Exactly reproduce the lines that follow.

Stored data:
--------------------------------
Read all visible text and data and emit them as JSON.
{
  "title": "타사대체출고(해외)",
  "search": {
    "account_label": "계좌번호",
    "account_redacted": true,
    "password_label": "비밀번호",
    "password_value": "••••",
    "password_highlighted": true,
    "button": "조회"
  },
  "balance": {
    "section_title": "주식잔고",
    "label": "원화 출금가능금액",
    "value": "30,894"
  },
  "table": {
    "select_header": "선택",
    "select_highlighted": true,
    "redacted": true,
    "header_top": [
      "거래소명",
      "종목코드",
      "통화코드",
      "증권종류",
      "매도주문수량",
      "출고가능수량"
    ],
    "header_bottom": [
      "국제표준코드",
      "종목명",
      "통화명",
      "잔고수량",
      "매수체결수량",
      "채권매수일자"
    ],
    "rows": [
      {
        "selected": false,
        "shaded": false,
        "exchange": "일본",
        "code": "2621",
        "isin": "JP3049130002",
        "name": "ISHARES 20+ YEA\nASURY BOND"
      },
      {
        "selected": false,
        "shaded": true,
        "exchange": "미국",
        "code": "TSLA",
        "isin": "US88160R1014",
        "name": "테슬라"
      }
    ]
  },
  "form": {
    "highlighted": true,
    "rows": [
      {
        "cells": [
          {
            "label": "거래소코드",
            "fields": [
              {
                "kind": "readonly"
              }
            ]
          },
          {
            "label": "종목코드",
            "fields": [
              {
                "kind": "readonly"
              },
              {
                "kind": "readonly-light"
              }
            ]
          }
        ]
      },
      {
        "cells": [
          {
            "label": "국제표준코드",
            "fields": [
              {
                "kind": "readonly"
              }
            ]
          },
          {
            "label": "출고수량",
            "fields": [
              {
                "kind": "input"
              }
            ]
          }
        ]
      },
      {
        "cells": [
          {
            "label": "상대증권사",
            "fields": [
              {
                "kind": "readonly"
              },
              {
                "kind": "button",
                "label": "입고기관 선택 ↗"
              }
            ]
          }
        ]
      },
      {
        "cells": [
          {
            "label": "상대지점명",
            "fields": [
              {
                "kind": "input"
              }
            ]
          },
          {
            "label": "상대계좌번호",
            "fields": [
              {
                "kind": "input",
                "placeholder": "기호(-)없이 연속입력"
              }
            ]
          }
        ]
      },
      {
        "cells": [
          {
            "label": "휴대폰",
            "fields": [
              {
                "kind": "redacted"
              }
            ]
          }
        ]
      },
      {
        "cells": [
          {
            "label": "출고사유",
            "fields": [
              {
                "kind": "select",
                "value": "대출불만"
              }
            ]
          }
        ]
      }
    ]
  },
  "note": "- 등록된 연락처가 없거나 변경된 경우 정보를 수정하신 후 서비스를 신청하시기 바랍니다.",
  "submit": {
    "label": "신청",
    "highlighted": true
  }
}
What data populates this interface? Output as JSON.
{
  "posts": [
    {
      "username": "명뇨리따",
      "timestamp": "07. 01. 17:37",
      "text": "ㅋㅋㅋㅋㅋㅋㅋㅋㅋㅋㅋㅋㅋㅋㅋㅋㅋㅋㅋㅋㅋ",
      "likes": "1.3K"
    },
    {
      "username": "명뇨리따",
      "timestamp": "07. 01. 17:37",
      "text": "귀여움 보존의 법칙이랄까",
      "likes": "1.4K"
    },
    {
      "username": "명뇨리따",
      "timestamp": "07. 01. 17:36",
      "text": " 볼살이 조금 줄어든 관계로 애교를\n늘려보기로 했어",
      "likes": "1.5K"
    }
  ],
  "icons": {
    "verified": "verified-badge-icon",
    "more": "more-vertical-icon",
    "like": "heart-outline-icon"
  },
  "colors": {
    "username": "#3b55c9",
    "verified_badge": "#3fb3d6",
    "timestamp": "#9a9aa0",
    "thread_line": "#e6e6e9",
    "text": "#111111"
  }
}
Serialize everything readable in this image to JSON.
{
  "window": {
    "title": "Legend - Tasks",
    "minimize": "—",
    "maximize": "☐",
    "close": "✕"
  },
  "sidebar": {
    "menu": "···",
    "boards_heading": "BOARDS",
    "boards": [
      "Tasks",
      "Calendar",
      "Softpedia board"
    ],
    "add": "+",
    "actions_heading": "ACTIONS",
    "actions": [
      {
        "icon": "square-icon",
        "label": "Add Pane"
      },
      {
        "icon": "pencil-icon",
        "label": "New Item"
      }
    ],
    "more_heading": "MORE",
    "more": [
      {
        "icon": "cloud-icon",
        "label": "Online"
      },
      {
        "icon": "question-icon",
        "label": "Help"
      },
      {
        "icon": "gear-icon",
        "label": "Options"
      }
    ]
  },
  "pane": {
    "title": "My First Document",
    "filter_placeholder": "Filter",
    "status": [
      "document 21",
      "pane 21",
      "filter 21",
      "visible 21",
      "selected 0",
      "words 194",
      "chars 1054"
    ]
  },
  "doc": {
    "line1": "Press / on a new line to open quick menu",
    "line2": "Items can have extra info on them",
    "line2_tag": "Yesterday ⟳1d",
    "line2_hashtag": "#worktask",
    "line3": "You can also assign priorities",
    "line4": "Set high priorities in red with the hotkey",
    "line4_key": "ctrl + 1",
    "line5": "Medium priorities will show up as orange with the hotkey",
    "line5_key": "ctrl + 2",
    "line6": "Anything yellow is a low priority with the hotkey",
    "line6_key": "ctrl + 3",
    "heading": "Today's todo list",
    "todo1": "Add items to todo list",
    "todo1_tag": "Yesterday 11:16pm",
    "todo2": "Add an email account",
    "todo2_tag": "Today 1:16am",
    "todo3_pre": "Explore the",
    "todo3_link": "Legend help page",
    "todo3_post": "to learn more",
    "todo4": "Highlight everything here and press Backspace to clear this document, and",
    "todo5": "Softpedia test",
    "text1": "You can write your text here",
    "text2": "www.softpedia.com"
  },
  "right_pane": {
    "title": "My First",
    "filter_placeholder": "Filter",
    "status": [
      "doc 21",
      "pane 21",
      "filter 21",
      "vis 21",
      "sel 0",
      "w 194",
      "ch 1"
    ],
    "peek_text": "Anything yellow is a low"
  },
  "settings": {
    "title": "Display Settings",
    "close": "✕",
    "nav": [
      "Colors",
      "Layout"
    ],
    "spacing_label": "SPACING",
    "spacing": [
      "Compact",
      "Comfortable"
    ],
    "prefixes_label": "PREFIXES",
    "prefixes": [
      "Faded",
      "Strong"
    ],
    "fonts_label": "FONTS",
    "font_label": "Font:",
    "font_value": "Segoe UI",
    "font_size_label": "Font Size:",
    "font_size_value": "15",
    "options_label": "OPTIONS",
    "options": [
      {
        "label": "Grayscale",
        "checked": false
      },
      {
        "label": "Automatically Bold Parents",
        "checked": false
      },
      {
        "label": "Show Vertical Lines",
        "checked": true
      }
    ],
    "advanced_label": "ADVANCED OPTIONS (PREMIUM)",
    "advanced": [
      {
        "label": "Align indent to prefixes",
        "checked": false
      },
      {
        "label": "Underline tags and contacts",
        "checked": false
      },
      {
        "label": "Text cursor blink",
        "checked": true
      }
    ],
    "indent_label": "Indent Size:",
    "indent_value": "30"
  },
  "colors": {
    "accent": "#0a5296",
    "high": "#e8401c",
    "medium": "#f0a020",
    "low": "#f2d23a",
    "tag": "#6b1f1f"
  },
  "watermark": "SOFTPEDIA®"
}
--------------------------------
• Response below:
Read all visible text and data and emit them as JSON.
{
  "title": "타사대체출고(해외)",
  "search": {
    "account_label": "계좌번호",
    "account_redacted": true,
    "password_label": "비밀번호",
    "password_value": "••••",
    "password_highlighted": true,
    "button": "조회"
  },
  "balance": {
    "section_title": "주식잔고",
    "label": "원화 출금가능금액",
    "value": "30,894"
  },
  "table": {
    "select_header": "선택",
    "select_highlighted": true,
    "redacted": true,
    "header_top": [
      "거래소명",
      "종목코드",
      "통화코드",
      "증권종류",
      "매도주문수량",
      "출고가능수량"
    ],
    "header_bottom": [
      "국제표준코드",
      "종목명",
      "통화명",
      "잔고수량",
      "매수체결수량",
      "채권매수일자"
    ],
    "rows": [
      {
        "selected": false,
        "shaded": false,
        "exchange": "일본",
        "code": "2621",
        "isin": "JP3049130002",
        "name": "ISHARES 20+ YEA\nASURY BOND"
      },
      {
        "selected": false,
        "shaded": true,
        "exchange": "미국",
        "code": "TSLA",
        "isin": "US88160R1014",
        "name": "테슬라"
      }
    ]
  },
  "form": {
    "highlighted": true,
    "rows": [
      {
        "cells": [
          {
            "label": "거래소코드",
            "fields": [
              {
                "kind": "readonly"
              }
            ]
          },
          {
            "label": "종목코드",
            "fields": [
              {
                "kind": "readonly"
              },
              {
                "kind": "readonly-light"
              }
            ]
          }
        ]
      },
      {
        "cells": [
          {
            "label": "국제표준코드",
            "fields": [
              {
                "kind": "readonly"
              }
            ]
          },
          {
            "label": "출고수량",
            "fields": [
              {
                "kind": "input"
              }
            ]
          }
        ]
      },
      {
        "cells": [
          {
            "label": "상대증권사",
            "fields": [
              {
                "kind": "readonly"
              },
              {
                "kind": "button",
                "label": "입고기관 선택 ↗"
              }
            ]
          }
        ]
      },
      {
        "cells": [
          {
            "label": "상대지점명",
            "fields": [
              {
                "kind": "input"
              }
            ]
          },
          {
            "label": "상대계좌번호",
            "fields": [
              {
                "kind": "input",
                "placeholder": "기호(-)없이 연속입력"
              }
            ]
          }
        ]
      },
      {
        "cells": [
          {
            "label": "휴대폰",
            "fields": [
              {
                "kind": "redacted"
              }
            ]
          }
        ]
      },
      {
        "cells": [
          {
            "label": "출고사유",
            "fields": [
              {
                "kind": "select",
                "value": "대출불만"
              }
            ]
          }
        ]
      }
    ]
  },
  "note": "- 등록된 연락처가 없거나 변경된 경우 정보를 수정하신 후 서비스를 신청하시기 바랍니다.",
  "submit": {
    "label": "신청",
    "highlighted": true
  }
}
What data populates this interface? Output as JSON.
{
  "posts": [
    {
      "username": "명뇨리따",
      "timestamp": "07. 01. 17:37",
      "text": "ㅋㅋㅋㅋㅋㅋㅋㅋㅋㅋㅋㅋㅋㅋㅋㅋㅋㅋㅋㅋㅋ",
      "likes": "1.3K"
    },
    {
      "username": "명뇨리따",
      "timestamp": "07. 01. 17:37",
      "text": "귀여움 보존의 법칙이랄까",
      "likes": "1.4K"
    },
    {
      "username": "명뇨리따",
      "timestamp": "07. 01. 17:36",
      "text": " 볼살이 조금 줄어든 관계로 애교를\n늘려보기로 했어",
      "likes": "1.5K"
    }
  ],
  "icons": {
    "verified": "verified-badge-icon",
    "more": "more-vertical-icon",
    "like": "heart-outline-icon"
  },
  "colors": {
    "username": "#3b55c9",
    "verified_badge": "#3fb3d6",
    "timestamp": "#9a9aa0",
    "thread_line": "#e6e6e9",
    "text": "#111111"
  }
}
Serialize everything readable in this image to JSON.
{
  "window": {
    "title": "Legend - Tasks",
    "minimize": "—",
    "maximize": "☐",
    "close": "✕"
  },
  "sidebar": {
    "menu": "···",
    "boards_heading": "BOARDS",
    "boards": [
      "Tasks",
      "Calendar",
      "Softpedia board"
    ],
    "add": "+",
    "actions_heading": "ACTIONS",
    "actions": [
      {
        "icon": "square-icon",
        "label": "Add Pane"
      },
      {
        "icon": "pencil-icon",
        "label": "New Item"
      }
    ],
    "more_heading": "MORE",
    "more": [
      {
        "icon": "cloud-icon",
        "label": "Online"
      },
      {
        "icon": "question-icon",
        "label": "Help"
      },
      {
        "icon": "gear-icon",
        "label": "Options"
      }
    ]
  },
  "pane": {
    "title": "My First Document",
    "filter_placeholder": "Filter",
    "status": [
      "document 21",
      "pane 21",
      "filter 21",
      "visible 21",
      "selected 0",
      "words 194",
      "chars 1054"
    ]
  },
  "doc": {
    "line1": "Press / on a new line to open quick menu",
    "line2": "Items can have extra info on them",
    "line2_tag": "Yesterday ⟳1d",
    "line2_hashtag": "#worktask",
    "line3": "You can also assign priorities",
    "line4": "Set high priorities in red with the hotkey",
    "line4_key": "ctrl + 1",
    "line5": "Medium priorities will show up as orange with the hotkey",
    "line5_key": "ctrl + 2",
    "line6": "Anything yellow is a low priority with the hotkey",
    "line6_key": "ctrl + 3",
    "heading": "Today's todo list",
    "todo1": "Add items to todo list",
    "todo1_tag": "Yesterday 11:16pm",
    "todo2": "Add an email account",
    "todo2_tag": "Today 1:16am",
    "todo3_pre": "Explore the",
    "todo3_link": "Legend help page",
    "todo3_post": "to learn more",
    "todo4": "Highlight everything here and press Backspace to clear this document, and",
    "todo5": "Softpedia test",
    "text1": "You can write your text here",
    "text2": "www.softpedia.com"
  },
  "right_pane": {
    "title": "My First",
    "filter_placeholder": "Filter",
    "status": [
      "doc 21",
      "pane 21",
      "filter 21",
      "vis 21",
      "sel 0",
      "w 194",
      "ch 1"
    ],
    "peek_text": "Anything yellow is a low"
  },
  "settings": {
    "title": "Display Settings",
    "close": "✕",
    "nav": [
      "Colors",
      "Layout"
    ],
    "spacing_label": "SPACING",
    "spacing": [
      "Compact",
      "Comfortable"
    ],
    "prefixes_label": "PREFIXES",
    "prefixes": [
      "Faded",
      "Strong"
    ],
    "fonts_label": "FONTS",
    "font_label": "Font:",
    "font_value": "Segoe UI",
    "font_size_label": "Font Size:",
    "font_size_value": "15",
    "options_label": "OPTIONS",
    "options": [
      {
        "label": "Grayscale",
        "checked": false
      },
      {
        "label": "Automatically Bold Parents",
        "checked": false
      },
      {
        "label": "Show Vertical Lines",
        "checked": true
      }
    ],
    "advanced_label": "ADVANCED OPTIONS (PREMIUM)",
    "advanced": [
      {
        "label": "Align indent to prefixes",
        "checked": false
      },
      {
        "label": "Underline tags and contacts",
        "checked": false
      },
      {
        "label": "Text cursor blink",
        "checked": true
      }
    ],
    "indent_label": "Indent Size:",
    "indent_value": "30"
  },
  "colors": {
    "accent": "#0a5296",
    "high": "#e8401c",
    "medium": "#f0a020",
    "low": "#f2d23a",
    "tag": "#6b1f1f"
  },
  "watermark": "SOFTPEDIA®"
}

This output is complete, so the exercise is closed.